EXERCISE GOAL
In your copy, include every line of the listing below exactly but none of the pictures.

----

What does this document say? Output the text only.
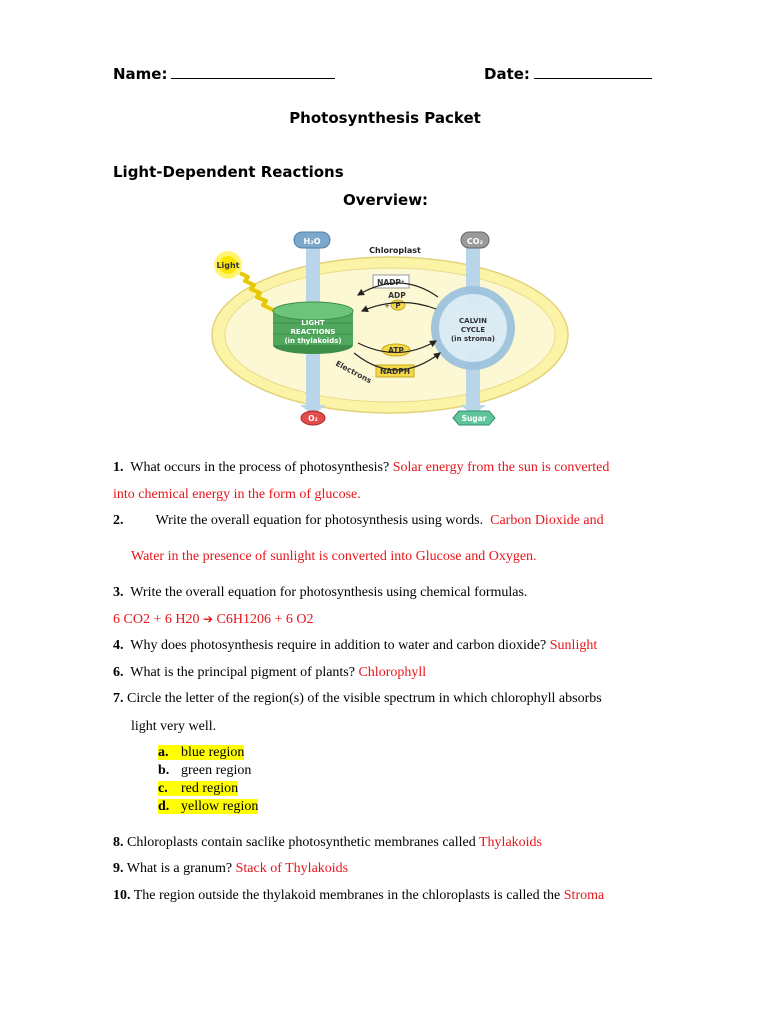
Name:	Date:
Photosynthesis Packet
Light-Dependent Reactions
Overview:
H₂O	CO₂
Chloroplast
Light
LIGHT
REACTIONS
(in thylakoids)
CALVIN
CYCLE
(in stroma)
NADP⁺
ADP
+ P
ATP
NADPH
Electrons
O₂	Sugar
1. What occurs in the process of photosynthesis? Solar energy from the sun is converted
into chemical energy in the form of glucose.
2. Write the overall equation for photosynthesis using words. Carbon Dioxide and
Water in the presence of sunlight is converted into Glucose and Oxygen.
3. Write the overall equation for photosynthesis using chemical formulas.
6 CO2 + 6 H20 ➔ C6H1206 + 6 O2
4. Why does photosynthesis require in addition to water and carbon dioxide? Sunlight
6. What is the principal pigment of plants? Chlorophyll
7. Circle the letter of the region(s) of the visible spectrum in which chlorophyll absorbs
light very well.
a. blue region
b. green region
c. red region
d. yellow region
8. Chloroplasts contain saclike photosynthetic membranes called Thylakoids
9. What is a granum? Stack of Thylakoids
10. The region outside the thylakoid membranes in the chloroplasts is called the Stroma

----

OUTPUT OF THE TASK
What does this document say? Output the text only.
Name:	Date:
Photosynthesis Packet
Light-Dependent Reactions
Overview:
H₂O	CO₂
Chloroplast
Light
LIGHT
REACTIONS
(in thylakoids)
CALVIN
CYCLE
(in stroma)
NADP⁺
ADP
+ P
ATP
NADPH
Electrons
O₂	Sugar
1. What occurs in the process of photosynthesis? Solar energy from the sun is converted
into chemical energy in the form of glucose.
2. Write the overall equation for photosynthesis using words. Carbon Dioxide and
Water in the presence of sunlight is converted into Glucose and Oxygen.
3. Write the overall equation for photosynthesis using chemical formulas.
6 CO2 + 6 H20 ➔ C6H1206 + 6 O2
4. Why does photosynthesis require in addition to water and carbon dioxide? Sunlight
6. What is the principal pigment of plants? Chlorophyll
7. Circle the letter of the region(s) of the visible spectrum in which chlorophyll absorbs
light very well.
a. blue region
b. green region
c. red region
d. yellow region
8. Chloroplasts contain saclike photosynthetic membranes called Thylakoids
9. What is a granum? Stack of Thylakoids
10. The region outside the thylakoid membranes in the chloroplasts is called the Stroma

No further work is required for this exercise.